[Records about charts and figures]
+===+
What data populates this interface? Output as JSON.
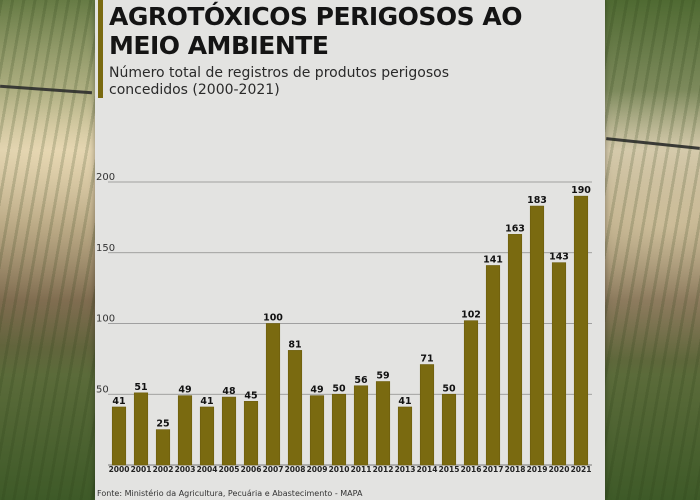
{
  "colors": {
    "bar": "#7a6a10",
    "bar_edge": "#6b5c0c",
    "accent": "#7a6a10",
    "panel": "#e3e3e1",
    "grid": "#8a8a8a"
  },
  "header": {
    "title": "AGROTÓXICOS PERIGOSOS AO MEIO AMBIENTE",
    "subtitle": "Número total de registros de produtos perigosos concedidos (2000-2021)"
  },
  "footer": {
    "source": "Fonte: Ministério da Agricultura, Pecuária e Abastecimento - MAPA"
  },
  "chart_data": {
    "type": "bar",
    "title": "AGROTÓXICOS PERIGOSOS AO MEIO AMBIENTE",
    "subtitle": "Número total de registros de produtos perigosos concedidos (2000-2021)",
    "xlabel": "",
    "ylabel": "",
    "categories": [
      "2000",
      "2001",
      "2002",
      "2003",
      "2004",
      "2005",
      "2006",
      "2007",
      "2008",
      "2009",
      "2010",
      "2011",
      "2012",
      "2013",
      "2014",
      "2015",
      "2016",
      "2017",
      "2018",
      "2019",
      "2020",
      "2021"
    ],
    "values": [
      41,
      51,
      25,
      49,
      41,
      48,
      45,
      100,
      81,
      49,
      50,
      56,
      59,
      41,
      71,
      50,
      102,
      141,
      163,
      183,
      143,
      190
    ],
    "ylim": [
      0,
      200
    ],
    "yticks": [
      50,
      100,
      150,
      200
    ],
    "grid": true,
    "data_labels": true
  }
}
+===+
_CHALLENGE_. Quote the listing above in full, except for the pictures.

_TASK OUTPUT_.
What data populates this interface? Output as JSON.
{
  "colors": {
    "bar": "#7a6a10",
    "bar_edge": "#6b5c0c",
    "accent": "#7a6a10",
    "panel": "#e3e3e1",
    "grid": "#8a8a8a"
  },
  "header": {
    "title": "AGROTÓXICOS PERIGOSOS AO MEIO AMBIENTE",
    "subtitle": "Número total de registros de produtos perigosos concedidos (2000-2021)"
  },
  "footer": {
    "source": "Fonte: Ministério da Agricultura, Pecuária e Abastecimento - MAPA"
  },
  "chart_data": {
    "type": "bar",
    "title": "AGROTÓXICOS PERIGOSOS AO MEIO AMBIENTE",
    "subtitle": "Número total de registros de produtos perigosos concedidos (2000-2021)",
    "xlabel": "",
    "ylabel": "",
    "categories": [
      "2000",
      "2001",
      "2002",
      "2003",
      "2004",
      "2005",
      "2006",
      "2007",
      "2008",
      "2009",
      "2010",
      "2011",
      "2012",
      "2013",
      "2014",
      "2015",
      "2016",
      "2017",
      "2018",
      "2019",
      "2020",
      "2021"
    ],
    "values": [
      41,
      51,
      25,
      49,
      41,
      48,
      45,
      100,
      81,
      49,
      50,
      56,
      59,
      41,
      71,
      50,
      102,
      141,
      163,
      183,
      143,
      190
    ],
    "ylim": [
      0,
      200
    ],
    "yticks": [
      50,
      100,
      150,
      200
    ],
    "grid": true,
    "data_labels": true
  }
}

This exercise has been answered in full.